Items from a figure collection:
--------------------

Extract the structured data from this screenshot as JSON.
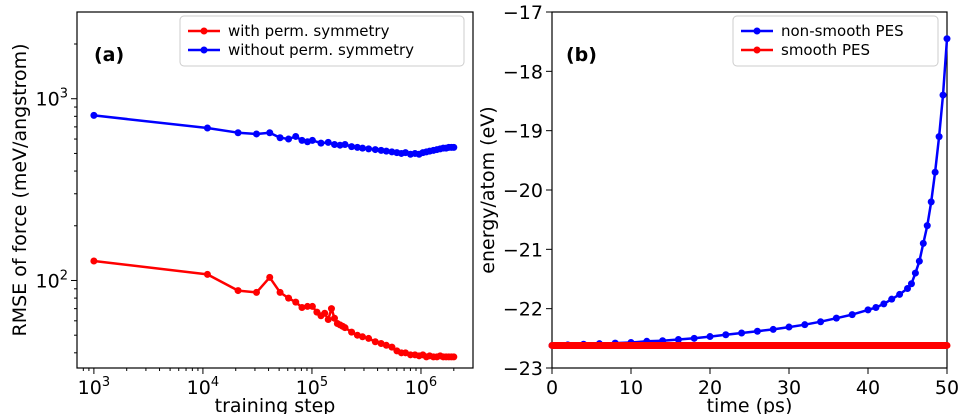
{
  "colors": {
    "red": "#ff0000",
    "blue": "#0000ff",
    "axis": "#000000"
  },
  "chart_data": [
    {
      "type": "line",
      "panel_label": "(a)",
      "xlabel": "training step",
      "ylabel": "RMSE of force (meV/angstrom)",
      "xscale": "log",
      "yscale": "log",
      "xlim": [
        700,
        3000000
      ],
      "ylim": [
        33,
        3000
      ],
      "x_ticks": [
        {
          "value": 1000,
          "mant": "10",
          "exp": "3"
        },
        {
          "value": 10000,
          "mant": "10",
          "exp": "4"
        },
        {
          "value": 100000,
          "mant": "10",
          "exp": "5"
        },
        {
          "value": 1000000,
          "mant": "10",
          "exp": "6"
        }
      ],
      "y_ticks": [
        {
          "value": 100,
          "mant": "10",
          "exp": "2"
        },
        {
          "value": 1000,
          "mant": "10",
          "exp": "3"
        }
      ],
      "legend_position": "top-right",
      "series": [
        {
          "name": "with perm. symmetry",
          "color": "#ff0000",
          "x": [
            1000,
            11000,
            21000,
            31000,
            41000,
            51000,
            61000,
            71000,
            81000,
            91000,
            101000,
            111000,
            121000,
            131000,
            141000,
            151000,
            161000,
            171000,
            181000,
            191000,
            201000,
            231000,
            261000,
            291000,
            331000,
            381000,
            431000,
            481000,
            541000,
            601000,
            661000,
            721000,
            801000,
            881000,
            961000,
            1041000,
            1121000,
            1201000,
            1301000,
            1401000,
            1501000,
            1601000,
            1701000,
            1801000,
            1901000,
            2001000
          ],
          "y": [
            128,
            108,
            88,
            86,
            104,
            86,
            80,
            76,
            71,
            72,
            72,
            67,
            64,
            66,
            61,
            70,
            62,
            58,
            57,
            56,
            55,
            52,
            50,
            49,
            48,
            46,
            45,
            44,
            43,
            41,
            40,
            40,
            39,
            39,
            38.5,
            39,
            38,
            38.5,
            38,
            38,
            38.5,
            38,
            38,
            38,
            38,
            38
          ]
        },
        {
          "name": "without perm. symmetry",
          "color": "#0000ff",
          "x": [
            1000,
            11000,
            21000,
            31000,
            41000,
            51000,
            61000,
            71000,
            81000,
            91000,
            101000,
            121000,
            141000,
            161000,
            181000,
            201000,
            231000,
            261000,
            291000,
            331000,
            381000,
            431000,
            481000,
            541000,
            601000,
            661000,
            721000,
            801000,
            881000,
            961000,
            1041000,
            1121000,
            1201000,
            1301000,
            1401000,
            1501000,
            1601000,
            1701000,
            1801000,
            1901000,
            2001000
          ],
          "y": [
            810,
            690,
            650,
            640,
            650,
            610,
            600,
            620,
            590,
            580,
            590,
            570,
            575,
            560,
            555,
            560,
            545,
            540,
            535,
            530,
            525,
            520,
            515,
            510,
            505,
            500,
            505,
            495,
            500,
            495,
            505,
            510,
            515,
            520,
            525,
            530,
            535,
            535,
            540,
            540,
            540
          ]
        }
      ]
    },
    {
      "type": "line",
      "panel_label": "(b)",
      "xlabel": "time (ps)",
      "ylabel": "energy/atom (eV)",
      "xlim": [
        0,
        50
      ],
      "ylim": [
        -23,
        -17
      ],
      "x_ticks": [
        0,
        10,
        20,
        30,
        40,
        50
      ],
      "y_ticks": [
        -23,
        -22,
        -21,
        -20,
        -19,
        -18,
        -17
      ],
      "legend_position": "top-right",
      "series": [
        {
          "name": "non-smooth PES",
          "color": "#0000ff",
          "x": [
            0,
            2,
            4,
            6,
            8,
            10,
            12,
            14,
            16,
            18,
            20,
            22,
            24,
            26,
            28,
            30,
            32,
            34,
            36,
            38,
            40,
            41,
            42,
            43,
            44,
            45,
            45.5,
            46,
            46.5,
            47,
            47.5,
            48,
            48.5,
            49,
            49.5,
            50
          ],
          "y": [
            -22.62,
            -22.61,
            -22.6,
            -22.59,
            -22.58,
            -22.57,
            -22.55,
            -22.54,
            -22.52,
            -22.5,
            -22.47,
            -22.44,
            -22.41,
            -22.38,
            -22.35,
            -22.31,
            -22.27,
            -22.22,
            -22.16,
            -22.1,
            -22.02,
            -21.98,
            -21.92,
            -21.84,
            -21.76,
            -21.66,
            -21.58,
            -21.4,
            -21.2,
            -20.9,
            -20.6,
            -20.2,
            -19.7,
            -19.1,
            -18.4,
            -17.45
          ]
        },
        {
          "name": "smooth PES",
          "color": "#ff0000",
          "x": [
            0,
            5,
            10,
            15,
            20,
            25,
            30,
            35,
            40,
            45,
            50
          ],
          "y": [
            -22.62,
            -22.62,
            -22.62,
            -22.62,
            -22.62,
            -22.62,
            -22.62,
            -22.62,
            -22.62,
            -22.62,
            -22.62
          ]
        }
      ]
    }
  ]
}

--------------------

THE REQUEST: Leave the pictures out and write out every entry exactly as given.

FULL SOLUTION:
Extract the structured data from this screenshot as JSON.
{
  "colors": {
    "red": "#ff0000",
    "blue": "#0000ff",
    "axis": "#000000"
  },
  "chart_data": [
    {
      "type": "line",
      "panel_label": "(a)",
      "xlabel": "training step",
      "ylabel": "RMSE of force (meV/angstrom)",
      "xscale": "log",
      "yscale": "log",
      "xlim": [
        700,
        3000000
      ],
      "ylim": [
        33,
        3000
      ],
      "x_ticks": [
        {
          "value": 1000,
          "mant": "10",
          "exp": "3"
        },
        {
          "value": 10000,
          "mant": "10",
          "exp": "4"
        },
        {
          "value": 100000,
          "mant": "10",
          "exp": "5"
        },
        {
          "value": 1000000,
          "mant": "10",
          "exp": "6"
        }
      ],
      "y_ticks": [
        {
          "value": 100,
          "mant": "10",
          "exp": "2"
        },
        {
          "value": 1000,
          "mant": "10",
          "exp": "3"
        }
      ],
      "legend_position": "top-right",
      "series": [
        {
          "name": "with perm. symmetry",
          "color": "#ff0000",
          "x": [
            1000,
            11000,
            21000,
            31000,
            41000,
            51000,
            61000,
            71000,
            81000,
            91000,
            101000,
            111000,
            121000,
            131000,
            141000,
            151000,
            161000,
            171000,
            181000,
            191000,
            201000,
            231000,
            261000,
            291000,
            331000,
            381000,
            431000,
            481000,
            541000,
            601000,
            661000,
            721000,
            801000,
            881000,
            961000,
            1041000,
            1121000,
            1201000,
            1301000,
            1401000,
            1501000,
            1601000,
            1701000,
            1801000,
            1901000,
            2001000
          ],
          "y": [
            128,
            108,
            88,
            86,
            104,
            86,
            80,
            76,
            71,
            72,
            72,
            67,
            64,
            66,
            61,
            70,
            62,
            58,
            57,
            56,
            55,
            52,
            50,
            49,
            48,
            46,
            45,
            44,
            43,
            41,
            40,
            40,
            39,
            39,
            38.5,
            39,
            38,
            38.5,
            38,
            38,
            38.5,
            38,
            38,
            38,
            38,
            38
          ]
        },
        {
          "name": "without perm. symmetry",
          "color": "#0000ff",
          "x": [
            1000,
            11000,
            21000,
            31000,
            41000,
            51000,
            61000,
            71000,
            81000,
            91000,
            101000,
            121000,
            141000,
            161000,
            181000,
            201000,
            231000,
            261000,
            291000,
            331000,
            381000,
            431000,
            481000,
            541000,
            601000,
            661000,
            721000,
            801000,
            881000,
            961000,
            1041000,
            1121000,
            1201000,
            1301000,
            1401000,
            1501000,
            1601000,
            1701000,
            1801000,
            1901000,
            2001000
          ],
          "y": [
            810,
            690,
            650,
            640,
            650,
            610,
            600,
            620,
            590,
            580,
            590,
            570,
            575,
            560,
            555,
            560,
            545,
            540,
            535,
            530,
            525,
            520,
            515,
            510,
            505,
            500,
            505,
            495,
            500,
            495,
            505,
            510,
            515,
            520,
            525,
            530,
            535,
            535,
            540,
            540,
            540
          ]
        }
      ]
    },
    {
      "type": "line",
      "panel_label": "(b)",
      "xlabel": "time (ps)",
      "ylabel": "energy/atom (eV)",
      "xlim": [
        0,
        50
      ],
      "ylim": [
        -23,
        -17
      ],
      "x_ticks": [
        0,
        10,
        20,
        30,
        40,
        50
      ],
      "y_ticks": [
        -23,
        -22,
        -21,
        -20,
        -19,
        -18,
        -17
      ],
      "legend_position": "top-right",
      "series": [
        {
          "name": "non-smooth PES",
          "color": "#0000ff",
          "x": [
            0,
            2,
            4,
            6,
            8,
            10,
            12,
            14,
            16,
            18,
            20,
            22,
            24,
            26,
            28,
            30,
            32,
            34,
            36,
            38,
            40,
            41,
            42,
            43,
            44,
            45,
            45.5,
            46,
            46.5,
            47,
            47.5,
            48,
            48.5,
            49,
            49.5,
            50
          ],
          "y": [
            -22.62,
            -22.61,
            -22.6,
            -22.59,
            -22.58,
            -22.57,
            -22.55,
            -22.54,
            -22.52,
            -22.5,
            -22.47,
            -22.44,
            -22.41,
            -22.38,
            -22.35,
            -22.31,
            -22.27,
            -22.22,
            -22.16,
            -22.1,
            -22.02,
            -21.98,
            -21.92,
            -21.84,
            -21.76,
            -21.66,
            -21.58,
            -21.4,
            -21.2,
            -20.9,
            -20.6,
            -20.2,
            -19.7,
            -19.1,
            -18.4,
            -17.45
          ]
        },
        {
          "name": "smooth PES",
          "color": "#ff0000",
          "x": [
            0,
            5,
            10,
            15,
            20,
            25,
            30,
            35,
            40,
            45,
            50
          ],
          "y": [
            -22.62,
            -22.62,
            -22.62,
            -22.62,
            -22.62,
            -22.62,
            -22.62,
            -22.62,
            -22.62,
            -22.62,
            -22.62
          ]
        }
      ]
    }
  ]
}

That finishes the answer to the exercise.